(Data listing)
* * * * *
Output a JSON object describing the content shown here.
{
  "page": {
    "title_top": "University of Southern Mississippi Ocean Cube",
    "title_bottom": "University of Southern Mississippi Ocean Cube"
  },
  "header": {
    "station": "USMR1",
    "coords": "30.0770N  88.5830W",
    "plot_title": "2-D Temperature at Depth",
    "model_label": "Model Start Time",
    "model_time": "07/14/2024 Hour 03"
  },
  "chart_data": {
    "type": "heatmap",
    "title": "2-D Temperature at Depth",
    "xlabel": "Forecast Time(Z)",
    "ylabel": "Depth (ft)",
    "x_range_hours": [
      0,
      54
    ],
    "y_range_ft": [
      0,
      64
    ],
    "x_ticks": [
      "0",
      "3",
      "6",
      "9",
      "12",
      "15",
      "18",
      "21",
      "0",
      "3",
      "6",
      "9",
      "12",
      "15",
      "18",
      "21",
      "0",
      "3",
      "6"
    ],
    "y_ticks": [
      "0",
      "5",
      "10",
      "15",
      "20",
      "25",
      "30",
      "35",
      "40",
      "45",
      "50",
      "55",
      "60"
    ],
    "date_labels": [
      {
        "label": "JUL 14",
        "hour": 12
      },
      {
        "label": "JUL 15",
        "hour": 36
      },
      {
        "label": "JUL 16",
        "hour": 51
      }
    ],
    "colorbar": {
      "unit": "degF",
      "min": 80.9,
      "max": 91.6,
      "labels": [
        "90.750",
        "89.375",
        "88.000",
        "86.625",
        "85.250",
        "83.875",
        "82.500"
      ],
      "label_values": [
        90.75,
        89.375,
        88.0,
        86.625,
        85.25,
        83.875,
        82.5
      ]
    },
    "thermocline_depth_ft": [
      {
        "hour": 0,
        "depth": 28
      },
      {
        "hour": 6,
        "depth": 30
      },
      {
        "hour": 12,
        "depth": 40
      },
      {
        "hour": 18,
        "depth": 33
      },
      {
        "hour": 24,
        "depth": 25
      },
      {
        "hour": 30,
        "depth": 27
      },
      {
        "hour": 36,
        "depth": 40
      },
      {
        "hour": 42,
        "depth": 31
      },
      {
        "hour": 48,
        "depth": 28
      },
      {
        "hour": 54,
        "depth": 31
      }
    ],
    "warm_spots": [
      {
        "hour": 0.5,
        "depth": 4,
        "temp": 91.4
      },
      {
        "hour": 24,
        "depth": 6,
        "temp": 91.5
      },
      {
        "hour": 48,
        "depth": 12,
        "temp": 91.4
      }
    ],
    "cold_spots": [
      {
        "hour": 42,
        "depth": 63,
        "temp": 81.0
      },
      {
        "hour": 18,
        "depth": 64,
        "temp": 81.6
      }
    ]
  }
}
* * * * *
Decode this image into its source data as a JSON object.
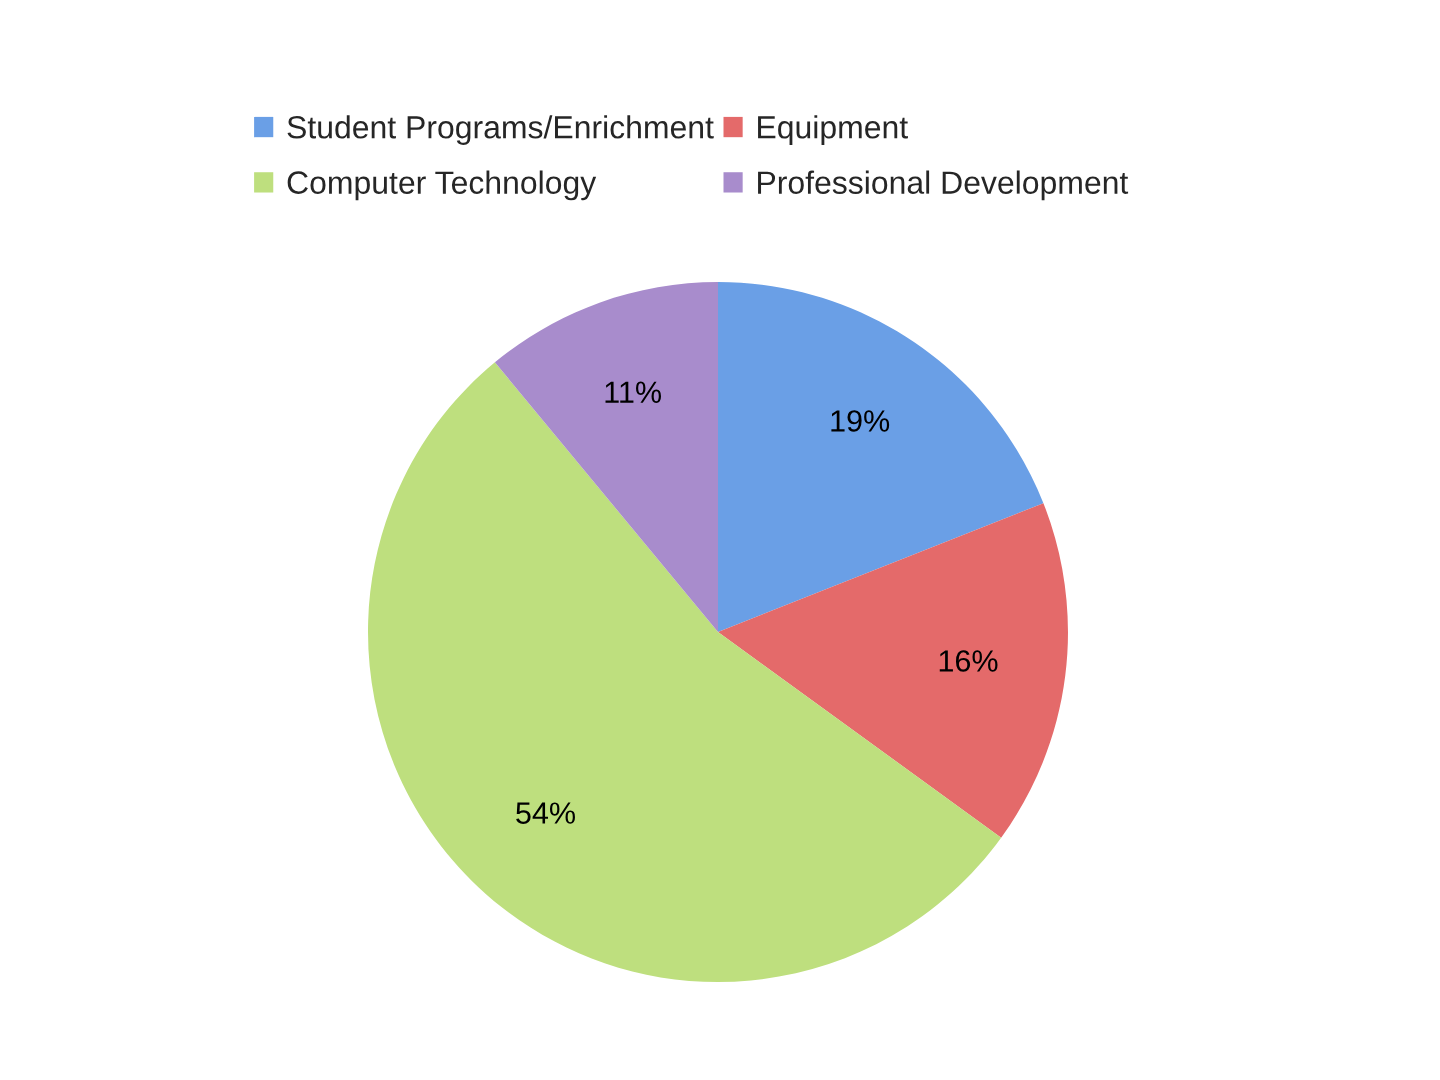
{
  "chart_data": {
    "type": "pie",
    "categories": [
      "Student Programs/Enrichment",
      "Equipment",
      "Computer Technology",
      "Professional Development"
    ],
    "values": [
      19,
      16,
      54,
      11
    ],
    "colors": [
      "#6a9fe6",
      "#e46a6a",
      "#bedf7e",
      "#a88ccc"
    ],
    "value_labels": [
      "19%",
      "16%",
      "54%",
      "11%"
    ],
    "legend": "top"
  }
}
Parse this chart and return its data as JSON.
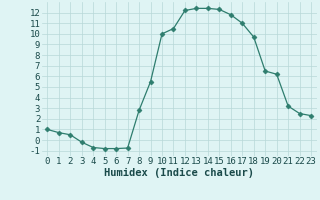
* * * * *
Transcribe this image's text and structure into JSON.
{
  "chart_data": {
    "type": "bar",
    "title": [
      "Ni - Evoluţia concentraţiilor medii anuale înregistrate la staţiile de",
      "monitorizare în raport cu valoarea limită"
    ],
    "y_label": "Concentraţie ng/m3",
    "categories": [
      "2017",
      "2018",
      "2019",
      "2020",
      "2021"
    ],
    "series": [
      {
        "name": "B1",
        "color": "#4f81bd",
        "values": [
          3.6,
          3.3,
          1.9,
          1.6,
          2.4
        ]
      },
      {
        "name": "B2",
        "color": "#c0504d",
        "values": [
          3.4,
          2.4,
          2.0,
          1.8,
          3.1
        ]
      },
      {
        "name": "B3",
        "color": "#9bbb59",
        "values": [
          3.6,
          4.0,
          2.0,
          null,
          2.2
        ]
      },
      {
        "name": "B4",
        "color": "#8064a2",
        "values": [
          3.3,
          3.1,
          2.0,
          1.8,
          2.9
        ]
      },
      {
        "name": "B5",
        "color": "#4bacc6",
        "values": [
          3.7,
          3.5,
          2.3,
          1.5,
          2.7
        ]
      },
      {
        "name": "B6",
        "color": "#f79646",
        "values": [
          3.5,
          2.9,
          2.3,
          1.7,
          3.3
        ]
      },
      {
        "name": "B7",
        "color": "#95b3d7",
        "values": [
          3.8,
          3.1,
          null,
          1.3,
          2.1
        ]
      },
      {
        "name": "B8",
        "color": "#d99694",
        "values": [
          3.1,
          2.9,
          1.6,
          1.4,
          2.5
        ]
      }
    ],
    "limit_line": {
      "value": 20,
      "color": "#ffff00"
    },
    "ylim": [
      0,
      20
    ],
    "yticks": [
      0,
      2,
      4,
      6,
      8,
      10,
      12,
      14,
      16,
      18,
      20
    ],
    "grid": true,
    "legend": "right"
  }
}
* * * * *
* What you are asked to do *
Take the material above and output only the lines from the one that contains "Decode this image" through the one that contains "Parse this chart and return its data as JSON.", ends included and images left out.

* Task response *
Decode this image into its source data as a JSON object.
{
  "chart_data": {
    "type": "pie",
    "categories": [
      "Student Programs/Enrichment",
      "Equipment",
      "Computer Technology",
      "Professional Development"
    ],
    "values": [
      19,
      16,
      54,
      11
    ],
    "colors": [
      "#6a9fe6",
      "#e46a6a",
      "#bedf7e",
      "#a88ccc"
    ],
    "value_labels": [
      "19%",
      "16%",
      "54%",
      "11%"
    ],
    "legend": "top"
  }
}
Parse this chart and return its data as JSON.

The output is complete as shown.